SHORT TASK:
Copy every line of the entries that includes the word "name".
===== DATASET ENTRIES
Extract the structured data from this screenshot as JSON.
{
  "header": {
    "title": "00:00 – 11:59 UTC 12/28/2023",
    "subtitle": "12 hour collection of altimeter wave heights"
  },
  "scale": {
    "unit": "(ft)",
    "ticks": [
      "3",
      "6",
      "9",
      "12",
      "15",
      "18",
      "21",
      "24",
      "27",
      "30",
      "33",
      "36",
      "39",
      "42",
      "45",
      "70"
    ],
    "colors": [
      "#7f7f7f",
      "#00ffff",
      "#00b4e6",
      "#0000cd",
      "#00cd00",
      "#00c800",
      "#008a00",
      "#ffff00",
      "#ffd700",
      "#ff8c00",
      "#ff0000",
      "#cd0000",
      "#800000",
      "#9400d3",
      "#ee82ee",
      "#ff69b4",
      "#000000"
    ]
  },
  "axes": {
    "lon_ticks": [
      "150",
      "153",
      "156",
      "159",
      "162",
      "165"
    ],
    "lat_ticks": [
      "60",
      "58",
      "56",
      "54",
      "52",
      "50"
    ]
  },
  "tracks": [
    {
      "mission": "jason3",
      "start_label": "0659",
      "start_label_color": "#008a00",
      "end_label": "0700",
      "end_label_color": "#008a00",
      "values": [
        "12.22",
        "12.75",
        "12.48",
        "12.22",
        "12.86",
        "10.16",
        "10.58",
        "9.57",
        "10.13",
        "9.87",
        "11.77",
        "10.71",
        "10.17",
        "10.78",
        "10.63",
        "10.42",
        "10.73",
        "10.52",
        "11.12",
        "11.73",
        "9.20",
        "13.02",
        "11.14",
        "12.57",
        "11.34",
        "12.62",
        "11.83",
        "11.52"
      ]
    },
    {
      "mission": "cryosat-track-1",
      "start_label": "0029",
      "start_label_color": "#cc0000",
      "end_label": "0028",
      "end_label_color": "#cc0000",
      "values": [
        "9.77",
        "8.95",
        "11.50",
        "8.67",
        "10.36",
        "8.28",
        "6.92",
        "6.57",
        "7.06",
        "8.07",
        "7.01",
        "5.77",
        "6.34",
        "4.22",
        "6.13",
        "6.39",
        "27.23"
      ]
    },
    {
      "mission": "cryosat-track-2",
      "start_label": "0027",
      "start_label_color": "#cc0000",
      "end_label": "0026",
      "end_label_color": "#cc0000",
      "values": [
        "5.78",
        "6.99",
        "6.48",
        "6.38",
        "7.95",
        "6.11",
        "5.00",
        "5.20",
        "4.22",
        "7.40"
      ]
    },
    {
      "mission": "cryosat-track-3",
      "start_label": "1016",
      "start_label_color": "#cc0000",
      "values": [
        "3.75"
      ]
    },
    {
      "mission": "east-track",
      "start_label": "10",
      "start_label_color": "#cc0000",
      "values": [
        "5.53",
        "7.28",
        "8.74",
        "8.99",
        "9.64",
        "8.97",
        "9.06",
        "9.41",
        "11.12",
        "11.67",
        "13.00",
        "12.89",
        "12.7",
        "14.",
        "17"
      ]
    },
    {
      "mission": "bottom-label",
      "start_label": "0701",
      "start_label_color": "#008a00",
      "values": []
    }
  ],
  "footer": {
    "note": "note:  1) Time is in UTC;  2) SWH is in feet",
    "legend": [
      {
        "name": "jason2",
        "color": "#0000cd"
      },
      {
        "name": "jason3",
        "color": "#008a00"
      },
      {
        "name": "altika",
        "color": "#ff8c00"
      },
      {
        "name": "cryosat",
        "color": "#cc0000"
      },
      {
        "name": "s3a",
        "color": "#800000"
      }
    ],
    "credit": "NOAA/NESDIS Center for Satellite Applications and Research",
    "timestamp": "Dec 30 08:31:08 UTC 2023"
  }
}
==========
OUTPUT FOR THIS TASK:
        "name": "jason2",
        "name": "jason3",
        "name": "altika",
        "name": "cryosat",
        "name": "s3a",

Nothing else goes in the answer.